Transcribe only the part of the listing below that begins at the line containing "Convert this document image to plain text." and runs to its final line, keeping both ends.

=== EXTRACTED INFORMATION ===

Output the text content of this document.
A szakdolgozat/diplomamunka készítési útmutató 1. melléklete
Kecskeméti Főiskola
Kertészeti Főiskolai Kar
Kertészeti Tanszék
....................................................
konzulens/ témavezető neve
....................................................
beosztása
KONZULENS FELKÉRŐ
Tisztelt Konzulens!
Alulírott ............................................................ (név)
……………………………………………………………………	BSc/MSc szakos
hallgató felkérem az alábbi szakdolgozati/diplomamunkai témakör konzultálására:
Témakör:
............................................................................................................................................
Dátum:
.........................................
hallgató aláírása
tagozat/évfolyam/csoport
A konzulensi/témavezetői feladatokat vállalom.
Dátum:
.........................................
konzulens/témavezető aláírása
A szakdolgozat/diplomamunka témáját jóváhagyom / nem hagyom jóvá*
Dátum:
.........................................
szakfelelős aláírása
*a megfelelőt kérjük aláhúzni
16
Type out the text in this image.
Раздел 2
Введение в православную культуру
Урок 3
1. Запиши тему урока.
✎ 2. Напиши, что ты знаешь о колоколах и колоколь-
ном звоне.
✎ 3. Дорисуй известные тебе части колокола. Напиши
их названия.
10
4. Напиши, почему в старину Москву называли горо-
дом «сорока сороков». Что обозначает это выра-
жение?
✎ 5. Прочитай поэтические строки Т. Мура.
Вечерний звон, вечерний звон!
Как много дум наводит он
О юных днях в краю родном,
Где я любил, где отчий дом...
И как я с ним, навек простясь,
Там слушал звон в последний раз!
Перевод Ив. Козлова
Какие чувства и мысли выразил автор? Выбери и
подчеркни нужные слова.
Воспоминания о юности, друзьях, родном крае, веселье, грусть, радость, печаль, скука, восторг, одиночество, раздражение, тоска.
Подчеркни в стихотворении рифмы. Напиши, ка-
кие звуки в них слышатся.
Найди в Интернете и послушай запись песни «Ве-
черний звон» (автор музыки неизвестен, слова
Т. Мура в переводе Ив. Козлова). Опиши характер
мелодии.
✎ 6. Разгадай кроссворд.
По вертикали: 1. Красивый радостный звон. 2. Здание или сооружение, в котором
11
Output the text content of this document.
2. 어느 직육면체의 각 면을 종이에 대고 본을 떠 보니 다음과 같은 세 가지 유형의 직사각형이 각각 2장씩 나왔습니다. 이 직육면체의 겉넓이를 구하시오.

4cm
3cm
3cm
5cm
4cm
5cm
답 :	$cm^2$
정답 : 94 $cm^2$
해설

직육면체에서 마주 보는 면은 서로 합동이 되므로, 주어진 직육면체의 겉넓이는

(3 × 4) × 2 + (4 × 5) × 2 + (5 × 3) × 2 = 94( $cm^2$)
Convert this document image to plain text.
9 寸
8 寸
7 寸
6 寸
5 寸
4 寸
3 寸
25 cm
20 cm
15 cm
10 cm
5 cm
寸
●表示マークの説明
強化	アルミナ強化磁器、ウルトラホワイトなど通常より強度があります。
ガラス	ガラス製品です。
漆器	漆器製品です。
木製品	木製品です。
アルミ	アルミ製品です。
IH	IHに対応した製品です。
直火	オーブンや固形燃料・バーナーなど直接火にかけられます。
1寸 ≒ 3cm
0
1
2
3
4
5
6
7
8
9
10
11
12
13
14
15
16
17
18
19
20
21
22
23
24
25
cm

===

TASK SOLUTION
Convert this document image to plain text.
9 寸
8 寸
7 寸
6 寸
5 寸
4 寸
3 寸
25 cm
20 cm
15 cm
10 cm
5 cm
寸
●表示マークの説明
強化	アルミナ強化磁器、ウルトラホワイトなど通常より強度があります。
ガラス	ガラス製品です。
漆器	漆器製品です。
木製品	木製品です。
アルミ	アルミ製品です。
IH	IHに対応した製品です。
直火	オーブンや固形燃料・バーナーなど直接火にかけられます。
1寸 ≒ 3cm
0
1
2
3
4
5
6
7
8
9
10
11
12
13
14
15
16
17
18
19
20
21
22
23
24
25
cm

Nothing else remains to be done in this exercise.